## DIRECTIVE
Transcribe each line exactly.

## DATA EXCERPTS
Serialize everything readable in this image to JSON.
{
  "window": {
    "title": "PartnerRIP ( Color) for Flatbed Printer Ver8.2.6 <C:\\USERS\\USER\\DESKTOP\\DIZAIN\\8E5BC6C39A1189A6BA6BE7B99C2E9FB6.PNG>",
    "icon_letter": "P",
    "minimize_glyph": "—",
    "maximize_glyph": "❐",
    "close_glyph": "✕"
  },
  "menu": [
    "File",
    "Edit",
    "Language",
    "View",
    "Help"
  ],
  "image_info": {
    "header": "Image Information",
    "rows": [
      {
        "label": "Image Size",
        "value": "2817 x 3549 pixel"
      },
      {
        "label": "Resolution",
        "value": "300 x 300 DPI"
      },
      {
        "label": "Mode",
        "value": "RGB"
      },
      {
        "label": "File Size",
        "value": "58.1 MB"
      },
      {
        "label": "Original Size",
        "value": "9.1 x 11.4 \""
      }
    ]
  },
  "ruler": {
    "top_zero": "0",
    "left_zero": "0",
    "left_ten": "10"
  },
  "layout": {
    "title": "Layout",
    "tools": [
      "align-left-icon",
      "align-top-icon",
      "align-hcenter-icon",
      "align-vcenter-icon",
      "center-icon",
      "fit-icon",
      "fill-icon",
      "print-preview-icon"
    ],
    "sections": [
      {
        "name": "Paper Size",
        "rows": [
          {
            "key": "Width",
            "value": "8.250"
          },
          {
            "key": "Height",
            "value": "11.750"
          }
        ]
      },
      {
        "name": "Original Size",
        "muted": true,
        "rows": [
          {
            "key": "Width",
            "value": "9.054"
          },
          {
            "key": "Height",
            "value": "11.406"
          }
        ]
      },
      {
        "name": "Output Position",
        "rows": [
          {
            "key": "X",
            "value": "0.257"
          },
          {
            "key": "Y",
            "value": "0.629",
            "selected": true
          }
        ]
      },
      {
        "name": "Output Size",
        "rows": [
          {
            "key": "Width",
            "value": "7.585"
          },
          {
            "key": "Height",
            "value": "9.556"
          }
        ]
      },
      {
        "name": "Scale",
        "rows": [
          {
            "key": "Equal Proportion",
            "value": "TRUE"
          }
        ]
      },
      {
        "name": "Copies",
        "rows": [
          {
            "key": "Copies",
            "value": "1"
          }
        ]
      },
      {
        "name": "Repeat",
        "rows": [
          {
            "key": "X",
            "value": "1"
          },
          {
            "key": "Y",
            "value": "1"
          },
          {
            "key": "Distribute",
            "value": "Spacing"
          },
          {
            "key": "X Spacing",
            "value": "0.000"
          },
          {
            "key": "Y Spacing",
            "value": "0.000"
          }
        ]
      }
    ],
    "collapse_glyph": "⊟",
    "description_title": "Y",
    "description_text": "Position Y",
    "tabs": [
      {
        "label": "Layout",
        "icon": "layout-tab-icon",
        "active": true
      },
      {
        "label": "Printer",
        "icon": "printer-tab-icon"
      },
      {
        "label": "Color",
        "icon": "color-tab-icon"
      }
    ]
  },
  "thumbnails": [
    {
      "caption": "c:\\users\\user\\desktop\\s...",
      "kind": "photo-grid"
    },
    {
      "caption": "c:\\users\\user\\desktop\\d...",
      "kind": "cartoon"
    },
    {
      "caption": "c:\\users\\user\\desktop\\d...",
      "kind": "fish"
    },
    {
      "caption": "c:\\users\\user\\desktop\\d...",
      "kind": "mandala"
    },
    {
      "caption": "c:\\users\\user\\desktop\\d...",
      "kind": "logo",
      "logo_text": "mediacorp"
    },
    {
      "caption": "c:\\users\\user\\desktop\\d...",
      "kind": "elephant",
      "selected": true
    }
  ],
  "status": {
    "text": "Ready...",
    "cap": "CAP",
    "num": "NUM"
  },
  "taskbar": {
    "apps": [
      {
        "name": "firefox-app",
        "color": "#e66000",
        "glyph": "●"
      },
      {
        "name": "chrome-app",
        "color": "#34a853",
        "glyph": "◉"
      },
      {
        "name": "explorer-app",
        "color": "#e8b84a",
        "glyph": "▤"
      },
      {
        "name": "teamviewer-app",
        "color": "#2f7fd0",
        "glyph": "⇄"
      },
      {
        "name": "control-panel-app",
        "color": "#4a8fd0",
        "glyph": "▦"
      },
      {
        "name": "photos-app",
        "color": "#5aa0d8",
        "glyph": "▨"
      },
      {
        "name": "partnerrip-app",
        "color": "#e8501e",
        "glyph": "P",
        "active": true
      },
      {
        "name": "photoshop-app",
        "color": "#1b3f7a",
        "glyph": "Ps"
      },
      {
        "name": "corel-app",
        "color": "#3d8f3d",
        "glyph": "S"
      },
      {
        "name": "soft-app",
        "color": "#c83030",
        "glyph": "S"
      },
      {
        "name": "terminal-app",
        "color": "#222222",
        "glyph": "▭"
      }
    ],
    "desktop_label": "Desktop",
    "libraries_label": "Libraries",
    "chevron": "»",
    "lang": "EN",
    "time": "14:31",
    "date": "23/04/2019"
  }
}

## OUTPUT
Serialize everything readable in this image to JSON.
{
  "window": {
    "title": "PartnerRIP ( Color) for Flatbed Printer Ver8.2.6 <C:\\USERS\\USER\\DESKTOP\\DIZAIN\\8E5BC6C39A1189A6BA6BE7B99C2E9FB6.PNG>",
    "icon_letter": "P",
    "minimize_glyph": "—",
    "maximize_glyph": "❐",
    "close_glyph": "✕"
  },
  "menu": [
    "File",
    "Edit",
    "Language",
    "View",
    "Help"
  ],
  "image_info": {
    "header": "Image Information",
    "rows": [
      {
        "label": "Image Size",
        "value": "2817 x 3549 pixel"
      },
      {
        "label": "Resolution",
        "value": "300 x 300 DPI"
      },
      {
        "label": "Mode",
        "value": "RGB"
      },
      {
        "label": "File Size",
        "value": "58.1 MB"
      },
      {
        "label": "Original Size",
        "value": "9.1 x 11.4 \""
      }
    ]
  },
  "ruler": {
    "top_zero": "0",
    "left_zero": "0",
    "left_ten": "10"
  },
  "layout": {
    "title": "Layout",
    "tools": [
      "align-left-icon",
      "align-top-icon",
      "align-hcenter-icon",
      "align-vcenter-icon",
      "center-icon",
      "fit-icon",
      "fill-icon",
      "print-preview-icon"
    ],
    "sections": [
      {
        "name": "Paper Size",
        "rows": [
          {
            "key": "Width",
            "value": "8.250"
          },
          {
            "key": "Height",
            "value": "11.750"
          }
        ]
      },
      {
        "name": "Original Size",
        "muted": true,
        "rows": [
          {
            "key": "Width",
            "value": "9.054"
          },
          {
            "key": "Height",
            "value": "11.406"
          }
        ]
      },
      {
        "name": "Output Position",
        "rows": [
          {
            "key": "X",
            "value": "0.257"
          },
          {
            "key": "Y",
            "value": "0.629",
            "selected": true
          }
        ]
      },
      {
        "name": "Output Size",
        "rows": [
          {
            "key": "Width",
            "value": "7.585"
          },
          {
            "key": "Height",
            "value": "9.556"
          }
        ]
      },
      {
        "name": "Scale",
        "rows": [
          {
            "key": "Equal Proportion",
            "value": "TRUE"
          }
        ]
      },
      {
        "name": "Copies",
        "rows": [
          {
            "key": "Copies",
            "value": "1"
          }
        ]
      },
      {
        "name": "Repeat",
        "rows": [
          {
            "key": "X",
            "value": "1"
          },
          {
            "key": "Y",
            "value": "1"
          },
          {
            "key": "Distribute",
            "value": "Spacing"
          },
          {
            "key": "X Spacing",
            "value": "0.000"
          },
          {
            "key": "Y Spacing",
            "value": "0.000"
          }
        ]
      }
    ],
    "collapse_glyph": "⊟",
    "description_title": "Y",
    "description_text": "Position Y",
    "tabs": [
      {
        "label": "Layout",
        "icon": "layout-tab-icon",
        "active": true
      },
      {
        "label": "Printer",
        "icon": "printer-tab-icon"
      },
      {
        "label": "Color",
        "icon": "color-tab-icon"
      }
    ]
  },
  "thumbnails": [
    {
      "caption": "c:\\users\\user\\desktop\\s...",
      "kind": "photo-grid"
    },
    {
      "caption": "c:\\users\\user\\desktop\\d...",
      "kind": "cartoon"
    },
    {
      "caption": "c:\\users\\user\\desktop\\d...",
      "kind": "fish"
    },
    {
      "caption": "c:\\users\\user\\desktop\\d...",
      "kind": "mandala"
    },
    {
      "caption": "c:\\users\\user\\desktop\\d...",
      "kind": "logo",
      "logo_text": "mediacorp"
    },
    {
      "caption": "c:\\users\\user\\desktop\\d...",
      "kind": "elephant",
      "selected": true
    }
  ],
  "status": {
    "text": "Ready...",
    "cap": "CAP",
    "num": "NUM"
  },
  "taskbar": {
    "apps": [
      {
        "name": "firefox-app",
        "color": "#e66000",
        "glyph": "●"
      },
      {
        "name": "chrome-app",
        "color": "#34a853",
        "glyph": "◉"
      },
      {
        "name": "explorer-app",
        "color": "#e8b84a",
        "glyph": "▤"
      },
      {
        "name": "teamviewer-app",
        "color": "#2f7fd0",
        "glyph": "⇄"
      },
      {
        "name": "control-panel-app",
        "color": "#4a8fd0",
        "glyph": "▦"
      },
      {
        "name": "photos-app",
        "color": "#5aa0d8",
        "glyph": "▨"
      },
      {
        "name": "partnerrip-app",
        "color": "#e8501e",
        "glyph": "P",
        "active": true
      },
      {
        "name": "photoshop-app",
        "color": "#1b3f7a",
        "glyph": "Ps"
      },
      {
        "name": "corel-app",
        "color": "#3d8f3d",
        "glyph": "S"
      },
      {
        "name": "soft-app",
        "color": "#c83030",
        "glyph": "S"
      },
      {
        "name": "terminal-app",
        "color": "#222222",
        "glyph": "▭"
      }
    ],
    "desktop_label": "Desktop",
    "libraries_label": "Libraries",
    "chevron": "»",
    "lang": "EN",
    "time": "14:31",
    "date": "23/04/2019"
  }
}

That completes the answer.